* start *
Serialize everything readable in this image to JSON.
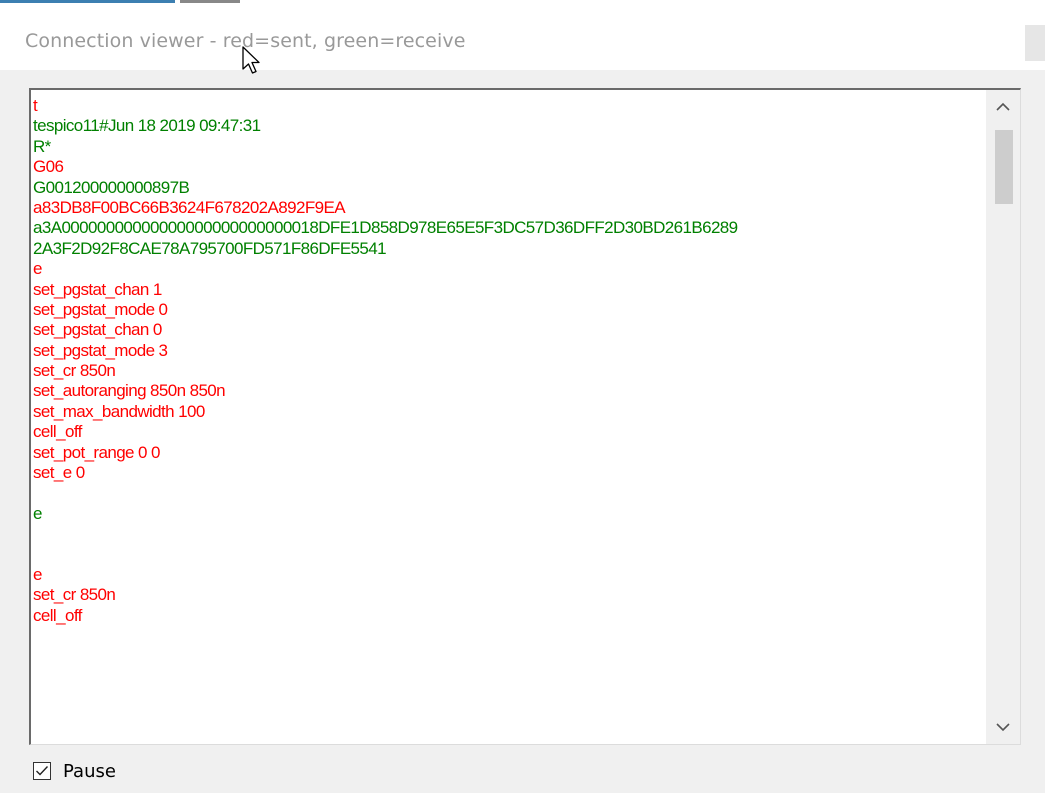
{
  "window": {
    "title": "Connection viewer - red=sent, green=receive"
  },
  "log": {
    "lines": [
      {
        "text": "t",
        "dir": "sent"
      },
      {
        "text": "tespico11#Jun 18 2019 09:47:31",
        "dir": "receive"
      },
      {
        "text": "R*",
        "dir": "receive"
      },
      {
        "text": "G06",
        "dir": "sent"
      },
      {
        "text": "G001200000000897B",
        "dir": "receive"
      },
      {
        "text": "a83DB8F00BC66B3624F678202A892F9EA",
        "dir": "sent"
      },
      {
        "text": "a3A00000000000000000000000000018DFE1D858D978E65E5F3DC57D36DFF2D30BD261B6289",
        "dir": "receive"
      },
      {
        "text": "2A3F2D92F8CAE78A795700FD571F86DFE5541",
        "dir": "receive"
      },
      {
        "text": "e",
        "dir": "sent"
      },
      {
        "text": "set_pgstat_chan 1",
        "dir": "sent"
      },
      {
        "text": "set_pgstat_mode 0",
        "dir": "sent"
      },
      {
        "text": "set_pgstat_chan 0",
        "dir": "sent"
      },
      {
        "text": "set_pgstat_mode 3",
        "dir": "sent"
      },
      {
        "text": "set_cr 850n",
        "dir": "sent"
      },
      {
        "text": "set_autoranging 850n 850n",
        "dir": "sent"
      },
      {
        "text": "set_max_bandwidth 100",
        "dir": "sent"
      },
      {
        "text": "cell_off",
        "dir": "sent"
      },
      {
        "text": "set_pot_range 0 0",
        "dir": "sent"
      },
      {
        "text": "set_e 0",
        "dir": "sent"
      },
      {
        "text": "",
        "dir": "sent"
      },
      {
        "text": "e",
        "dir": "receive"
      },
      {
        "text": "",
        "dir": "receive"
      },
      {
        "text": "",
        "dir": "receive"
      },
      {
        "text": "e",
        "dir": "sent"
      },
      {
        "text": "set_cr 850n",
        "dir": "sent"
      },
      {
        "text": "cell_off",
        "dir": "sent"
      }
    ],
    "colors": {
      "sent": "#ff0000",
      "receive": "#008000"
    }
  },
  "scrollbar": {
    "up_icon": "chevron-up-icon",
    "down_icon": "chevron-down-icon"
  },
  "pause": {
    "label": "Pause",
    "checked": true
  }
}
* end *
(EXERCISE TASK): Images in the data above are to be skipped. Retype all other material exactly.

(RESULT):
Serialize everything readable in this image to JSON.
{
  "window": {
    "title": "Connection viewer - red=sent, green=receive"
  },
  "log": {
    "lines": [
      {
        "text": "t",
        "dir": "sent"
      },
      {
        "text": "tespico11#Jun 18 2019 09:47:31",
        "dir": "receive"
      },
      {
        "text": "R*",
        "dir": "receive"
      },
      {
        "text": "G06",
        "dir": "sent"
      },
      {
        "text": "G001200000000897B",
        "dir": "receive"
      },
      {
        "text": "a83DB8F00BC66B3624F678202A892F9EA",
        "dir": "sent"
      },
      {
        "text": "a3A00000000000000000000000000018DFE1D858D978E65E5F3DC57D36DFF2D30BD261B6289",
        "dir": "receive"
      },
      {
        "text": "2A3F2D92F8CAE78A795700FD571F86DFE5541",
        "dir": "receive"
      },
      {
        "text": "e",
        "dir": "sent"
      },
      {
        "text": "set_pgstat_chan 1",
        "dir": "sent"
      },
      {
        "text": "set_pgstat_mode 0",
        "dir": "sent"
      },
      {
        "text": "set_pgstat_chan 0",
        "dir": "sent"
      },
      {
        "text": "set_pgstat_mode 3",
        "dir": "sent"
      },
      {
        "text": "set_cr 850n",
        "dir": "sent"
      },
      {
        "text": "set_autoranging 850n 850n",
        "dir": "sent"
      },
      {
        "text": "set_max_bandwidth 100",
        "dir": "sent"
      },
      {
        "text": "cell_off",
        "dir": "sent"
      },
      {
        "text": "set_pot_range 0 0",
        "dir": "sent"
      },
      {
        "text": "set_e 0",
        "dir": "sent"
      },
      {
        "text": "",
        "dir": "sent"
      },
      {
        "text": "e",
        "dir": "receive"
      },
      {
        "text": "",
        "dir": "receive"
      },
      {
        "text": "",
        "dir": "receive"
      },
      {
        "text": "e",
        "dir": "sent"
      },
      {
        "text": "set_cr 850n",
        "dir": "sent"
      },
      {
        "text": "cell_off",
        "dir": "sent"
      }
    ],
    "colors": {
      "sent": "#ff0000",
      "receive": "#008000"
    }
  },
  "scrollbar": {
    "up_icon": "chevron-up-icon",
    "down_icon": "chevron-down-icon"
  },
  "pause": {
    "label": "Pause",
    "checked": true
  }
}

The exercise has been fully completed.